== STATED EXERCISE ==
Recast every line of the entries below as a Markdown table with the columns Row and Line, skipping blank lines and omitting the pictures.

== MATERIAL SHOWN ==
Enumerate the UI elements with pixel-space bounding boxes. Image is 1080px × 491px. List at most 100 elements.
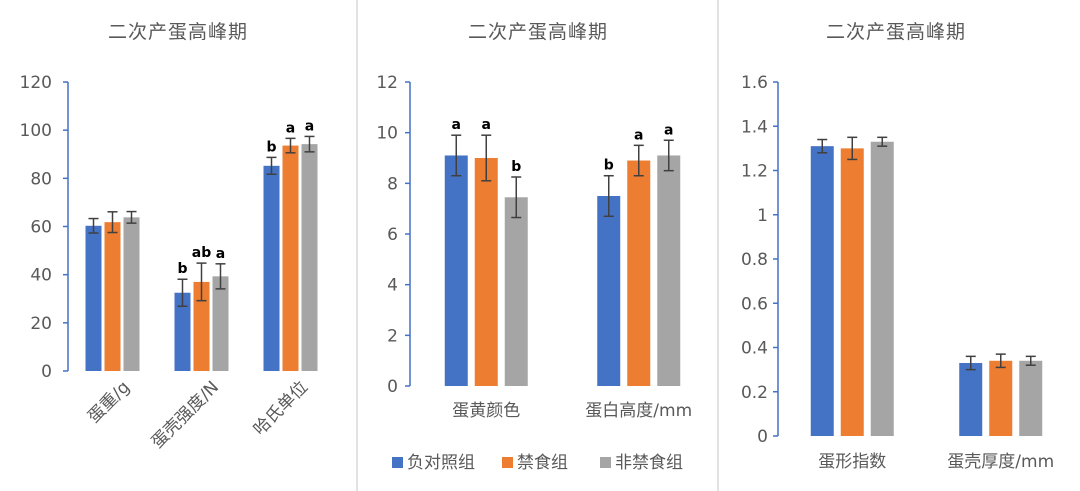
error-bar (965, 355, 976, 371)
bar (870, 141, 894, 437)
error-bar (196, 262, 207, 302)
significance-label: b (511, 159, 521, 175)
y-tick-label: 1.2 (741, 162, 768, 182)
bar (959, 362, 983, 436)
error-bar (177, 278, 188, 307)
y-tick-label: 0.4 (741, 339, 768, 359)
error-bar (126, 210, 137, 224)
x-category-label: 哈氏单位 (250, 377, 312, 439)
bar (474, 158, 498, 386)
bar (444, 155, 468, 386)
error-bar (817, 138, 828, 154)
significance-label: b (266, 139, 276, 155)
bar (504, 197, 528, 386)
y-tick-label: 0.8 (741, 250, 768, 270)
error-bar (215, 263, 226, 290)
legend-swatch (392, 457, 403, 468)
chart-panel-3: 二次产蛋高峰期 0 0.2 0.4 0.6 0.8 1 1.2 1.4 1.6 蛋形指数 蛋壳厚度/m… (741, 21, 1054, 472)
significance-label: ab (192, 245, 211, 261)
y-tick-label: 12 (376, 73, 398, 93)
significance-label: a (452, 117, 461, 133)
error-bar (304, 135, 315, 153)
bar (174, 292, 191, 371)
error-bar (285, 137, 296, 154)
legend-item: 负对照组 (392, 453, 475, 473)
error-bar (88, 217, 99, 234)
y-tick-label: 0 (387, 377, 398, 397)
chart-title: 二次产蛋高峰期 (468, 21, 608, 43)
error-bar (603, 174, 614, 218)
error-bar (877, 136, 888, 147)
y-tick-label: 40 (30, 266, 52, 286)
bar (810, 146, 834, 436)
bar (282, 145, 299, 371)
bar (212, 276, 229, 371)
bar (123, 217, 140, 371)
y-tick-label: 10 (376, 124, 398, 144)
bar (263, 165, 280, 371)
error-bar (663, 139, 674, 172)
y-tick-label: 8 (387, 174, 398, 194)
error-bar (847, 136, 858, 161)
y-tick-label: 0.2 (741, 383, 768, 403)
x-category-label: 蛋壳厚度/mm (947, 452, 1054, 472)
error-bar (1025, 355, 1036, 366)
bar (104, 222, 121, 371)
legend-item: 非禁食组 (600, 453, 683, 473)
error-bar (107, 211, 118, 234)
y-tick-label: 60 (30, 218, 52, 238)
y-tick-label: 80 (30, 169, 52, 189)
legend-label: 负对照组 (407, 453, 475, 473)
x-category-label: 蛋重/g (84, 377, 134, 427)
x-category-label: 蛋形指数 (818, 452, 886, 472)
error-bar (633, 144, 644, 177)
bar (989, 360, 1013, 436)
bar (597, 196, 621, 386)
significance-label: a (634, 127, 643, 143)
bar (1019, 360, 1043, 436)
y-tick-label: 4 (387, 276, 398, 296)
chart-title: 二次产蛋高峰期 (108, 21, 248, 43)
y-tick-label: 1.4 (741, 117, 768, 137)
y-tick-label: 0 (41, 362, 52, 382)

== SOLUTION FOR THIS TASK ==
| Row | Line |
|---|---|
| 1 | Enumerate the UI elements with pixel-space bounding boxes. Image is 1080px × 491px. List at most 100 elements. |
| 2 | error-bar (965, 355, 976, 371) |
| 3 | bar (870, 141, 894, 437) |
| 4 | error-bar (196, 262, 207, 302) |
| 5 | significance-label: b (511, 159, 521, 175) |
| 6 | y-tick-label: 1.2 (741, 162, 768, 182) |
| 7 | bar (959, 362, 983, 436) |
| 8 | error-bar (177, 278, 188, 307) |
| 9 | y-tick-label: 0.4 (741, 339, 768, 359) |
| 10 | error-bar (126, 210, 137, 224) |
| 11 | x-category-label: 哈氏单位 (250, 377, 312, 439) |
| 12 | bar (474, 158, 498, 386) |
| 13 | bar (444, 155, 468, 386) |
| 14 | error-bar (817, 138, 828, 154) |
| 15 | significance-label: b (266, 139, 276, 155) |
| 16 | bar (504, 197, 528, 386) |
| 17 | y-tick-label: 0.8 (741, 250, 768, 270) |
| 18 | error-bar (215, 263, 226, 290) |
| 19 | legend-swatch (392, 457, 403, 468) |
| 20 | chart-panel-3: 二次产蛋高峰期 0 0.2 0.4 0.6 0.8 1 1.2 1.4 1.6 蛋形指数 蛋壳厚度/m… (741, 21, 1054, 472) |
| 21 | significance-label: ab (192, 245, 211, 261) |
| 22 | y-tick-label: 12 (376, 73, 398, 93) |
| 23 | significance-label: a (452, 117, 461, 133) |
| 24 | error-bar (304, 135, 315, 153) |
| 25 | bar (174, 292, 191, 371) |
| 26 | error-bar (285, 137, 296, 154) |
| 27 | legend-item: 负对照组 (392, 453, 475, 473) |
| 28 | error-bar (88, 217, 99, 234) |
| 29 | y-tick-label: 0 (387, 377, 398, 397) |
| 30 | chart-title: 二次产蛋高峰期 (468, 21, 608, 43) |
| 31 | error-bar (603, 174, 614, 218) |
| 32 | error-bar (877, 136, 888, 147) |
| 33 | y-tick-label: 40 (30, 266, 52, 286) |
| 34 | bar (810, 146, 834, 436) |
| 35 | bar (282, 145, 299, 371) |
| 36 | bar (212, 276, 229, 371) |
| 37 | bar (123, 217, 140, 371) |
| 38 | y-tick-label: 10 (376, 124, 398, 144) |
| 39 | bar (263, 165, 280, 371) |
| 40 | error-bar (663, 139, 674, 172) |
| 41 | y-tick-label: 8 (387, 174, 398, 194) |
| 42 | error-bar (847, 136, 858, 161) |
| 43 | y-tick-label: 0.2 (741, 383, 768, 403) |
| 44 | x-category-label: 蛋壳厚度/mm (947, 452, 1054, 472) |
| 45 | error-bar (1025, 355, 1036, 366) |
| 46 | bar (104, 222, 121, 371) |
| 47 | legend-item: 非禁食组 (600, 453, 683, 473) |
| 48 | error-bar (107, 211, 118, 234) |
| 49 | y-tick-label: 60 (30, 218, 52, 238) |
| 50 | y-tick-label: 80 (30, 169, 52, 189) |
| 51 | legend-label: 负对照组 (407, 453, 475, 473) |
| 52 | x-category-label: 蛋重/g (84, 377, 134, 427) |
| 53 | x-category-label: 蛋形指数 (818, 452, 886, 472) |
| 54 | error-bar (633, 144, 644, 177) |
| 55 | bar (989, 360, 1013, 436) |
| 56 | bar (597, 196, 621, 386) |
| 57 | significance-label: a (634, 127, 643, 143) |
| 58 | bar (1019, 360, 1043, 436) |
| 59 | y-tick-label: 4 (387, 276, 398, 296) |
| 60 | chart-title: 二次产蛋高峰期 (108, 21, 248, 43) |
| 61 | y-tick-label: 1.4 (741, 117, 768, 137) |
| 62 | y-tick-label: 0 (41, 362, 52, 382) |